▶ Exercise inputs

┌──

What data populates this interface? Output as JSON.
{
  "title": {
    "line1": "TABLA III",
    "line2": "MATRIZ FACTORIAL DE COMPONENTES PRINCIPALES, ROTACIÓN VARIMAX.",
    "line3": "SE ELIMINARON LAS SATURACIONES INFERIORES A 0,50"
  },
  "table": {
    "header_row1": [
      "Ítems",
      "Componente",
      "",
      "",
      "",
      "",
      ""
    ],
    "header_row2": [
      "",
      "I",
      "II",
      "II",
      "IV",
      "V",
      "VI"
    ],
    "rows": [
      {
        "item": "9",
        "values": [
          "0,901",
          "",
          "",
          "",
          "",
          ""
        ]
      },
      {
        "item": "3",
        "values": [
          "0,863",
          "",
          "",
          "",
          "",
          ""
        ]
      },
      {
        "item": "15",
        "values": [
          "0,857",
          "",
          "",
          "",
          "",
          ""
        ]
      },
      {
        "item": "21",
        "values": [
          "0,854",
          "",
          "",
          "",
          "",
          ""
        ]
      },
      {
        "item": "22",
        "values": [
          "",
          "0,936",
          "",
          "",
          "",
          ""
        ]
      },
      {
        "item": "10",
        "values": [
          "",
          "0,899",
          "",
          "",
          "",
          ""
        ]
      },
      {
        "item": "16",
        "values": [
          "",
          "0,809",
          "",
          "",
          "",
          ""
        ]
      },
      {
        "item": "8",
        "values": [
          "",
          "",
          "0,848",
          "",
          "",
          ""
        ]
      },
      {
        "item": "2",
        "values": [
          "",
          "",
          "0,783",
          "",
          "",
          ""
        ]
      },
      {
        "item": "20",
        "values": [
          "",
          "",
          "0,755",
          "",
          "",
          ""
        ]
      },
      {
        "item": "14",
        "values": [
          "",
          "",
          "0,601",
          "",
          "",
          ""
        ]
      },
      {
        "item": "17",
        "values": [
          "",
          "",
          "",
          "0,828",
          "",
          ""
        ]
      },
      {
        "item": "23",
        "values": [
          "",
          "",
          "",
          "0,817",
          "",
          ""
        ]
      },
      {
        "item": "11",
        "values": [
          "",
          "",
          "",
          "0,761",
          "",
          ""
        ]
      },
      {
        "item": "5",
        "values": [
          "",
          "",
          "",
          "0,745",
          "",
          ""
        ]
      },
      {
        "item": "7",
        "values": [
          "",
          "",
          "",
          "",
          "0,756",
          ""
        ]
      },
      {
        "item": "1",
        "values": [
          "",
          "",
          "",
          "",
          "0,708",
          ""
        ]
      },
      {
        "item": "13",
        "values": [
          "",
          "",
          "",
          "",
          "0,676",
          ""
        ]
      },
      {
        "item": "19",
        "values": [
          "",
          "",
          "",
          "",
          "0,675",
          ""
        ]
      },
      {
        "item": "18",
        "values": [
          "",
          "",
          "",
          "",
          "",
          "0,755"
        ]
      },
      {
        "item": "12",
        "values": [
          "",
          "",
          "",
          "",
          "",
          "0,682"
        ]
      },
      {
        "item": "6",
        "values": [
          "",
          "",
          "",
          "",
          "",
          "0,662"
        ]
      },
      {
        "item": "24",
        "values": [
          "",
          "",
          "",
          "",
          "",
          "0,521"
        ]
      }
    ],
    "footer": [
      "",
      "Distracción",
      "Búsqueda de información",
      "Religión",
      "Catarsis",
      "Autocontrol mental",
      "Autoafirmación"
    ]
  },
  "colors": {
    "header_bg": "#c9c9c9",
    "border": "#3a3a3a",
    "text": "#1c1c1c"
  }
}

└──
┌──

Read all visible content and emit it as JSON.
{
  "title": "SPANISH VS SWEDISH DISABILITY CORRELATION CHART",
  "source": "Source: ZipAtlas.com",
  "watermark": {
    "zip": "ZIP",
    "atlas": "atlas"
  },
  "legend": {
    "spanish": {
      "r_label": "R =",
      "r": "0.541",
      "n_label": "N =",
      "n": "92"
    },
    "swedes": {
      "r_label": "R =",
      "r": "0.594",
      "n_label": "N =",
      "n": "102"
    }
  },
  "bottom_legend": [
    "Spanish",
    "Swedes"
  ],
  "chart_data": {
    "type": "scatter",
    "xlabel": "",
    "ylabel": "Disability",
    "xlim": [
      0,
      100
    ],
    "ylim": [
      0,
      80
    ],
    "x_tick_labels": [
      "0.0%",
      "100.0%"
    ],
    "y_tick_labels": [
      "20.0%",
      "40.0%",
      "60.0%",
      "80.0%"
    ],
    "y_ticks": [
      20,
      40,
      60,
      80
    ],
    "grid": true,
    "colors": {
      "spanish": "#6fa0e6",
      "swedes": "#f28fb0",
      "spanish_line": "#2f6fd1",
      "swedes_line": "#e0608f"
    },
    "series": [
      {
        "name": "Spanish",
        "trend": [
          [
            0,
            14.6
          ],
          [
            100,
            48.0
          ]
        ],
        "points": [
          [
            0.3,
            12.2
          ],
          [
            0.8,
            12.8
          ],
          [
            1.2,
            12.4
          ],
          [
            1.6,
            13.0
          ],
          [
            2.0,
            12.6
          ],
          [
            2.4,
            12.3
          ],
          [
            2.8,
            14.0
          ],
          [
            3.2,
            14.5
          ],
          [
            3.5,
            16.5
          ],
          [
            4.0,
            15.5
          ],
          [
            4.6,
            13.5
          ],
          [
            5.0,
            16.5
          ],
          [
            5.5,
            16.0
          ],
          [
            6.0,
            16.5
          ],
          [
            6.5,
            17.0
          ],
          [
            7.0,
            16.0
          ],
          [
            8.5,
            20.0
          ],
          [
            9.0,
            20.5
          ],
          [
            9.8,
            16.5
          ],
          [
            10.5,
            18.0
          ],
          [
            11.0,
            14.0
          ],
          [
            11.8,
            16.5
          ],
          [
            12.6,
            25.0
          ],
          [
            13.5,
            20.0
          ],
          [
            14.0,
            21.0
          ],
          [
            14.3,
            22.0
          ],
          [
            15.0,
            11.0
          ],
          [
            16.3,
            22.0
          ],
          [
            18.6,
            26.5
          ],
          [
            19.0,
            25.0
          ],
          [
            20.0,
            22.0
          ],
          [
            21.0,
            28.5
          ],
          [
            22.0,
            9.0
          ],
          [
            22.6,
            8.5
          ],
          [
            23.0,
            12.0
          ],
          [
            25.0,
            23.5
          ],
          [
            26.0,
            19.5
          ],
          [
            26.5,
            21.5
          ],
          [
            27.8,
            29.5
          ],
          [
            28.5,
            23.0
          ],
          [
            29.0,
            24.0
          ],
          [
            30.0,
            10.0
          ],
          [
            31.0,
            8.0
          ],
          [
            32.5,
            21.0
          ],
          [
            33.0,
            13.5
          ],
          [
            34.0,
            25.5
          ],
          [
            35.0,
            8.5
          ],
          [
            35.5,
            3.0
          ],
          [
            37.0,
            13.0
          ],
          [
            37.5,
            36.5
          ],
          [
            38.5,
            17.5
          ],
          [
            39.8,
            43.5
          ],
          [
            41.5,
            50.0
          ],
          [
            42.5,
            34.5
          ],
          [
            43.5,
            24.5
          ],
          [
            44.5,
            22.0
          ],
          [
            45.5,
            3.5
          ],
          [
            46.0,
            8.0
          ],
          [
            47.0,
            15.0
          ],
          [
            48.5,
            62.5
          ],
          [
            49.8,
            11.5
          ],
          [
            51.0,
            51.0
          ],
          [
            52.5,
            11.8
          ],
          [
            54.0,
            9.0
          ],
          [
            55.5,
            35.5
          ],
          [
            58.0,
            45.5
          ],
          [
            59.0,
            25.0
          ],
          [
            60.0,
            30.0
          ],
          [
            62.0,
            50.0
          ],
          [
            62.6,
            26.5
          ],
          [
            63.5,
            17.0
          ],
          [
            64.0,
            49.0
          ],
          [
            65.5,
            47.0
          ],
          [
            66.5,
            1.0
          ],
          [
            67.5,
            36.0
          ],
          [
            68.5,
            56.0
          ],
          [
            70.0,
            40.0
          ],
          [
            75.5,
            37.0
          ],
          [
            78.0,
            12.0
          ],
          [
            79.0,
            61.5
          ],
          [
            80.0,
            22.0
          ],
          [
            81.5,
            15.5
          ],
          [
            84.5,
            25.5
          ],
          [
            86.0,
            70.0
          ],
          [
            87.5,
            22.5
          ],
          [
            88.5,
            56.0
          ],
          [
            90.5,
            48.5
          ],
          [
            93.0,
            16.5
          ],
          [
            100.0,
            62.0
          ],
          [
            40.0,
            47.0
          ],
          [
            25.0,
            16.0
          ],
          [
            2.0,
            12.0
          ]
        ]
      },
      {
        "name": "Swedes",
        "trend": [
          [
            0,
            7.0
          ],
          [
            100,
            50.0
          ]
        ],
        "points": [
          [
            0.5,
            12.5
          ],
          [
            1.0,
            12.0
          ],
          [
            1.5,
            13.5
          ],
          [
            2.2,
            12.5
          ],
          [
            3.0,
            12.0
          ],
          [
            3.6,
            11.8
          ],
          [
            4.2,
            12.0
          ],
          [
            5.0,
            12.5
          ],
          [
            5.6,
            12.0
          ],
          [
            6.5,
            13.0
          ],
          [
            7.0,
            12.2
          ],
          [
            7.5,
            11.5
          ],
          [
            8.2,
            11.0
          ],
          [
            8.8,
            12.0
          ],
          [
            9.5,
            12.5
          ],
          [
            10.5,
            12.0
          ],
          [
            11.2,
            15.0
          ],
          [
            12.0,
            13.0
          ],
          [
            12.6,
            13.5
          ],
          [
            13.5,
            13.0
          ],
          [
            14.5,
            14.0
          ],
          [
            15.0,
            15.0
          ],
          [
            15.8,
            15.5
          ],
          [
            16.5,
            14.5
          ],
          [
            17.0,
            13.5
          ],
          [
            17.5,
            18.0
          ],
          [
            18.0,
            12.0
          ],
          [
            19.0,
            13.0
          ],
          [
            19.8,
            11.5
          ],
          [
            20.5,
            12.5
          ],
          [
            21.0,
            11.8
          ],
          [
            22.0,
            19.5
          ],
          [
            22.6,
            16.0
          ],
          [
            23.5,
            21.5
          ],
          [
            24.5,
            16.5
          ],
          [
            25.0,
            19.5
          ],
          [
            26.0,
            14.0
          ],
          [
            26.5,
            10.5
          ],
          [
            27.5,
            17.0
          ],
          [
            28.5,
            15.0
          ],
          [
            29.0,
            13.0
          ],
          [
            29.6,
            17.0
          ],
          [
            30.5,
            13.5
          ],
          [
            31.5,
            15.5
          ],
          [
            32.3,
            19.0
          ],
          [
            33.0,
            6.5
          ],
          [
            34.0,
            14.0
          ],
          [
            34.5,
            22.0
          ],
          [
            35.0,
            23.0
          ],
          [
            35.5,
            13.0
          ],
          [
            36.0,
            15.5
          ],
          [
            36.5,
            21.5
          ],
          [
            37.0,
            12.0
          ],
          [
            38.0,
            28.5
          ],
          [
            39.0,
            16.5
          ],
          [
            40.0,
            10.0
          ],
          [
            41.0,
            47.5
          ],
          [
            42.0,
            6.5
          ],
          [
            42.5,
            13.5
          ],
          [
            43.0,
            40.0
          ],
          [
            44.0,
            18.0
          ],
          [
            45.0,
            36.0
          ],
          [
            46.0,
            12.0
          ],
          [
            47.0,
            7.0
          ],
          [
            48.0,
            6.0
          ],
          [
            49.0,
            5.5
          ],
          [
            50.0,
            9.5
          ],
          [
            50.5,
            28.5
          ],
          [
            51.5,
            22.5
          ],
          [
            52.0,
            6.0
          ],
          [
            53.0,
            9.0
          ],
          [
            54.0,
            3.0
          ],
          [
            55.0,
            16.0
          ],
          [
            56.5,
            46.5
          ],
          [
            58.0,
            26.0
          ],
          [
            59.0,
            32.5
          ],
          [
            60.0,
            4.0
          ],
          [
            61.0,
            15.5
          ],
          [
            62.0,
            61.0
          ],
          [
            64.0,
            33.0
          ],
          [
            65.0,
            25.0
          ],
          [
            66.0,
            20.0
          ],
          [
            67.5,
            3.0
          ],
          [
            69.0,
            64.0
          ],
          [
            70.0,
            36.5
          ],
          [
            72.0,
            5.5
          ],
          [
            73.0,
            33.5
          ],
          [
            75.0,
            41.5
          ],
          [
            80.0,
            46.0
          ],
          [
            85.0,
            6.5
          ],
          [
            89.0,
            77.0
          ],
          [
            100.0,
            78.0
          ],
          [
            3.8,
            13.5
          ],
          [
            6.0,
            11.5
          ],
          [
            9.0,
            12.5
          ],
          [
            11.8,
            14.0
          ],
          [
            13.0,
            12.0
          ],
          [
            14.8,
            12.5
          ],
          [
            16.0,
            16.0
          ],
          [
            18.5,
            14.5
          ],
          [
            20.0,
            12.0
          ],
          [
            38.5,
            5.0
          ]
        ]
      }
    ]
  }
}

└──
┌──

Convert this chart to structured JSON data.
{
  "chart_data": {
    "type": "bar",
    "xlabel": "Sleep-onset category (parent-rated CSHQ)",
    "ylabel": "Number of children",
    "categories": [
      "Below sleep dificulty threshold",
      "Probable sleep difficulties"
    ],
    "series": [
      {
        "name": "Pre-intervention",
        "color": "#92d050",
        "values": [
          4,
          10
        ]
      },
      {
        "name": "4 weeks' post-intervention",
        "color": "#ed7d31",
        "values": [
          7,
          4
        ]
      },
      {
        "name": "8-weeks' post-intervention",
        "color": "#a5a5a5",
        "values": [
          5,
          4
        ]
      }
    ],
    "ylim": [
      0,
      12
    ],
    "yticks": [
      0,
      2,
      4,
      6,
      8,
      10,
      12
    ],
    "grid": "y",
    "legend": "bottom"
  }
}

└──

▶ Problem requirements
Using the listing above, show each line holding the string "weeks".

▶ Output of the exercise
        "name": "4 weeks' post-intervention",
        "name": "8-weeks' post-intervention",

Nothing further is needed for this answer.